[Dataset excerpts]
'''
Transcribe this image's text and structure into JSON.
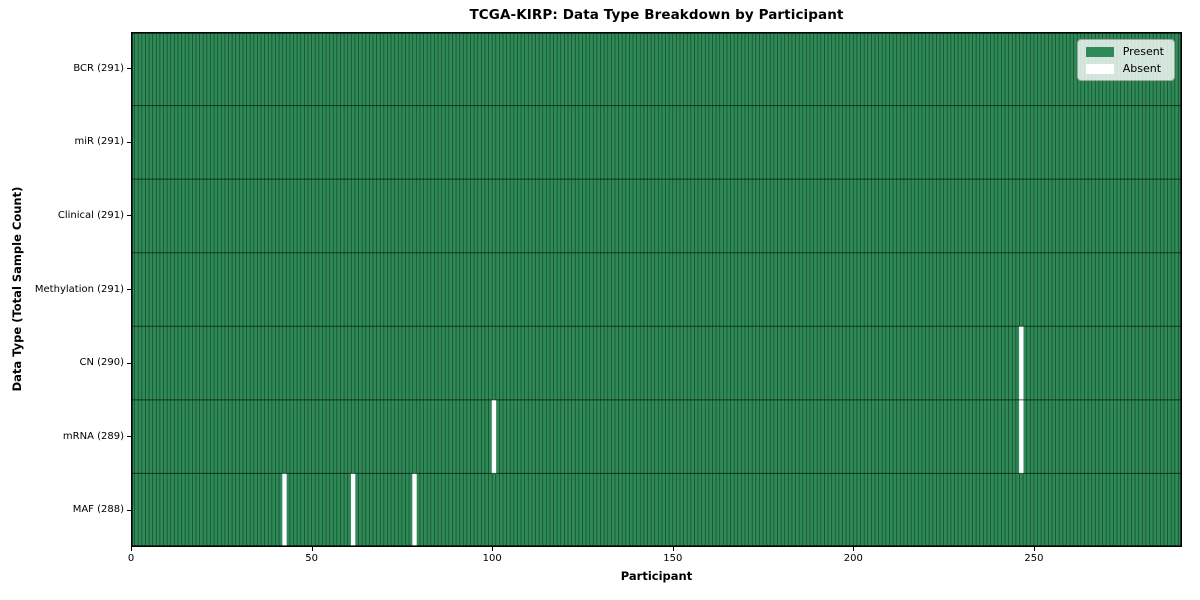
{
  "figure": {
    "title": "TCGA-KIRP: Data Type Breakdown by Participant",
    "xlabel": "Participant",
    "ylabel": "Data Type (Total Sample Count)"
  },
  "legend": {
    "items": [
      {
        "name": "present",
        "label": "Present",
        "color": "#2e8b57"
      },
      {
        "name": "absent",
        "label": "Absent",
        "color": "#ffffff"
      }
    ]
  },
  "chart_data": {
    "type": "heatmap",
    "title": "TCGA-KIRP: Data Type Breakdown by Participant",
    "xlabel": "Participant",
    "ylabel": "Data Type (Total Sample Count)",
    "n_participants": 291,
    "x_range": [
      0,
      291
    ],
    "x_ticks": [
      0,
      50,
      100,
      150,
      200,
      250
    ],
    "grid": false,
    "legend_position": "upper right",
    "cell_colors": {
      "present": "#2e8b57",
      "absent": "#ffffff"
    },
    "rows": [
      {
        "label": "BCR (291)",
        "data_type": "BCR",
        "present_count": 291,
        "absent_participants": []
      },
      {
        "label": "miR (291)",
        "data_type": "miR",
        "present_count": 291,
        "absent_participants": []
      },
      {
        "label": "Clinical (291)",
        "data_type": "Clinical",
        "present_count": 291,
        "absent_participants": []
      },
      {
        "label": "Methylation (291)",
        "data_type": "Methylation",
        "present_count": 291,
        "absent_participants": []
      },
      {
        "label": "CN (290)",
        "data_type": "CN",
        "present_count": 290,
        "absent_participants": [
          246
        ]
      },
      {
        "label": "mRNA (289)",
        "data_type": "mRNA",
        "present_count": 289,
        "absent_participants": [
          100,
          246
        ]
      },
      {
        "label": "MAF (288)",
        "data_type": "MAF",
        "present_count": 288,
        "absent_participants": [
          42,
          61,
          78
        ]
      }
    ]
  }
}
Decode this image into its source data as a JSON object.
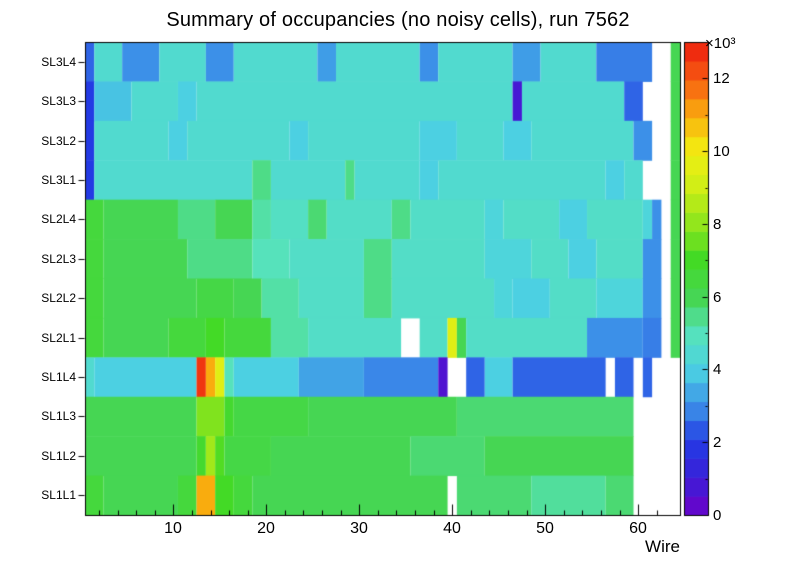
'''
Apply a filter for "Methylation" to the data above, then copy each line that matches.

## Response to the exercise
        "label": "Methylation (291)",
        "data_type": "Methylation",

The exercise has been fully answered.